→ Material to process:
++++++

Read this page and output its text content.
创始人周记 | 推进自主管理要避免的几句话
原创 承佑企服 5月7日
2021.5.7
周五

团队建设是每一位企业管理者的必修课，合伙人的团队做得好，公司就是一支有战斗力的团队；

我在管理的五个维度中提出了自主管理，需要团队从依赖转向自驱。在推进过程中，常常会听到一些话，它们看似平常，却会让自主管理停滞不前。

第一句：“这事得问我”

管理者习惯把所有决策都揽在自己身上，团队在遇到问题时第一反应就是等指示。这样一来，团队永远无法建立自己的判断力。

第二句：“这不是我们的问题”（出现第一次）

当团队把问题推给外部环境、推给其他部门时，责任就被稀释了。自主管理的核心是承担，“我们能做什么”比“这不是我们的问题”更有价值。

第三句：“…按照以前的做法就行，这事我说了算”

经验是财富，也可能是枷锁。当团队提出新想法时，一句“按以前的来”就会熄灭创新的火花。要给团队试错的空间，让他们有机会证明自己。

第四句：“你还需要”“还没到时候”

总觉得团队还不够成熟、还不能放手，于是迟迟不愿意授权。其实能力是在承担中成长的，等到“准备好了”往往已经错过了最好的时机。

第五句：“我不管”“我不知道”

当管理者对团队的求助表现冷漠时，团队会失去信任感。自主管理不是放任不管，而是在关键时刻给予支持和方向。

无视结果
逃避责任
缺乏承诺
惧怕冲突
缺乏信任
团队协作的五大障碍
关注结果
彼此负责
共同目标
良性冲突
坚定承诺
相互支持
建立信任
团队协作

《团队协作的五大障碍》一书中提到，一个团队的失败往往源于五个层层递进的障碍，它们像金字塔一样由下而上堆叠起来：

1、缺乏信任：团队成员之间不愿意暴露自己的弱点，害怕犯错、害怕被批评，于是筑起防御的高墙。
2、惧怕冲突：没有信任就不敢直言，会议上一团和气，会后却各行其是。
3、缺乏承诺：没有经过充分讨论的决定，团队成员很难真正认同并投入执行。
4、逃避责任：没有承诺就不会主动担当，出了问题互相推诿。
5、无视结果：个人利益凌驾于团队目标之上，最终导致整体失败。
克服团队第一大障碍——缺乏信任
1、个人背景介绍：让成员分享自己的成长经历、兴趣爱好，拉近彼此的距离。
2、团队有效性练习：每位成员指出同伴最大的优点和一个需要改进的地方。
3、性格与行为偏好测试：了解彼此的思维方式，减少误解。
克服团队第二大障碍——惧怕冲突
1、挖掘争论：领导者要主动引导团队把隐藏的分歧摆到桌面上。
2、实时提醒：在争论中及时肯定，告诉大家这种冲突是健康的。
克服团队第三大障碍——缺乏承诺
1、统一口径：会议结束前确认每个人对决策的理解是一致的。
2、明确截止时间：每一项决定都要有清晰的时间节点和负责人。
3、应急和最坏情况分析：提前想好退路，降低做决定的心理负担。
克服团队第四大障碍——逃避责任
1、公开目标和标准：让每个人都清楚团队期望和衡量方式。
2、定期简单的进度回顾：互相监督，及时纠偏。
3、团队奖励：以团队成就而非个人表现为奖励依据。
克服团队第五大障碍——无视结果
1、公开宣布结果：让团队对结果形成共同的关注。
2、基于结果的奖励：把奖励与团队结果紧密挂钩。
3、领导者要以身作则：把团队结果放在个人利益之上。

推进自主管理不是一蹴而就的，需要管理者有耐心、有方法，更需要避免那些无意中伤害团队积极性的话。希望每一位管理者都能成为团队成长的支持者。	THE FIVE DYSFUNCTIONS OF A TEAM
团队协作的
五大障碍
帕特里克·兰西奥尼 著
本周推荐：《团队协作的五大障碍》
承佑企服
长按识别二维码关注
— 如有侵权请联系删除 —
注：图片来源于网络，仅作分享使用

++++++

→ Stated task: Count the lines in the records above that contain the word "无视结果", and give only the number.

→ Final result: 3